> Data supplied
--- START ---
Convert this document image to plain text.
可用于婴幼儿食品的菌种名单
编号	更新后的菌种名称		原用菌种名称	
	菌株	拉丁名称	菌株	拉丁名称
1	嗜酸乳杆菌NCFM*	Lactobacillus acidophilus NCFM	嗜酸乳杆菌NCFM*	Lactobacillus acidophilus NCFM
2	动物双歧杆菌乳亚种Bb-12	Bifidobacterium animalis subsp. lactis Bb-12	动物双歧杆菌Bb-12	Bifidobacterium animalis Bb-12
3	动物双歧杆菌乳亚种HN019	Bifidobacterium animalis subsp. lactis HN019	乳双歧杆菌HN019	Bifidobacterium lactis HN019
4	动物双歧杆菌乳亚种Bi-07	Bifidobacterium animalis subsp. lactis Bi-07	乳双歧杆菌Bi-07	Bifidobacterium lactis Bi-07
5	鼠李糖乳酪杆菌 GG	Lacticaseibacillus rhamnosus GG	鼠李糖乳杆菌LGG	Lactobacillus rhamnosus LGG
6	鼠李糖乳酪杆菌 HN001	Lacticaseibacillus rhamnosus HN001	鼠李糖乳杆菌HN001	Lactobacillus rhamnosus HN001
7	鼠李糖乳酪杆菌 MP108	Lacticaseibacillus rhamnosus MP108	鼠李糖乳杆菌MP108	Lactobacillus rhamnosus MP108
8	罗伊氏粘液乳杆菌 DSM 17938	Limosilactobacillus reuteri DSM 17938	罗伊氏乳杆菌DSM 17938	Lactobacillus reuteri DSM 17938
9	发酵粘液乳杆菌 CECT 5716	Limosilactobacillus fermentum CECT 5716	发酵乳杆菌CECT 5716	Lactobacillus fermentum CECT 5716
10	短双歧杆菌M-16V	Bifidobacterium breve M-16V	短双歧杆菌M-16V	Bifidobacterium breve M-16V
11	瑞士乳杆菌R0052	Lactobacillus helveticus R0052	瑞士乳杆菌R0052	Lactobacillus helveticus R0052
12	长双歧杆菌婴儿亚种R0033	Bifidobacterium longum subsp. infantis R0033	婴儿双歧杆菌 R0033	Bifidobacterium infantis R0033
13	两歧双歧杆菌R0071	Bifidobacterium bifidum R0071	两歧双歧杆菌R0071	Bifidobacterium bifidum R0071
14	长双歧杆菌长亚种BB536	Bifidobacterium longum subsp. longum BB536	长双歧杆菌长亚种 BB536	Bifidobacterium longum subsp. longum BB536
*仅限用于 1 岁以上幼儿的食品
--- END ---
> Work instruction
Give all the records again. Match them exactly.

> Result below
Convert this document image to plain text.
可用于婴幼儿食品的菌种名单
编号	更新后的菌种名称		原用菌种名称	
	菌株	拉丁名称	菌株	拉丁名称
1	嗜酸乳杆菌NCFM*	Lactobacillus acidophilus NCFM	嗜酸乳杆菌NCFM*	Lactobacillus acidophilus NCFM
2	动物双歧杆菌乳亚种Bb-12	Bifidobacterium animalis subsp. lactis Bb-12	动物双歧杆菌Bb-12	Bifidobacterium animalis Bb-12
3	动物双歧杆菌乳亚种HN019	Bifidobacterium animalis subsp. lactis HN019	乳双歧杆菌HN019	Bifidobacterium lactis HN019
4	动物双歧杆菌乳亚种Bi-07	Bifidobacterium animalis subsp. lactis Bi-07	乳双歧杆菌Bi-07	Bifidobacterium lactis Bi-07
5	鼠李糖乳酪杆菌 GG	Lacticaseibacillus rhamnosus GG	鼠李糖乳杆菌LGG	Lactobacillus rhamnosus LGG
6	鼠李糖乳酪杆菌 HN001	Lacticaseibacillus rhamnosus HN001	鼠李糖乳杆菌HN001	Lactobacillus rhamnosus HN001
7	鼠李糖乳酪杆菌 MP108	Lacticaseibacillus rhamnosus MP108	鼠李糖乳杆菌MP108	Lactobacillus rhamnosus MP108
8	罗伊氏粘液乳杆菌 DSM 17938	Limosilactobacillus reuteri DSM 17938	罗伊氏乳杆菌DSM 17938	Lactobacillus reuteri DSM 17938
9	发酵粘液乳杆菌 CECT 5716	Limosilactobacillus fermentum CECT 5716	发酵乳杆菌CECT 5716	Lactobacillus fermentum CECT 5716
10	短双歧杆菌M-16V	Bifidobacterium breve M-16V	短双歧杆菌M-16V	Bifidobacterium breve M-16V
11	瑞士乳杆菌R0052	Lactobacillus helveticus R0052	瑞士乳杆菌R0052	Lactobacillus helveticus R0052
12	长双歧杆菌婴儿亚种R0033	Bifidobacterium longum subsp. infantis R0033	婴儿双歧杆菌 R0033	Bifidobacterium infantis R0033
13	两歧双歧杆菌R0071	Bifidobacterium bifidum R0071	两歧双歧杆菌R0071	Bifidobacterium bifidum R0071
14	长双歧杆菌长亚种BB536	Bifidobacterium longum subsp. longum BB536	长双歧杆菌长亚种 BB536	Bifidobacterium longum subsp. longum BB536
*仅限用于 1 岁以上幼儿的食品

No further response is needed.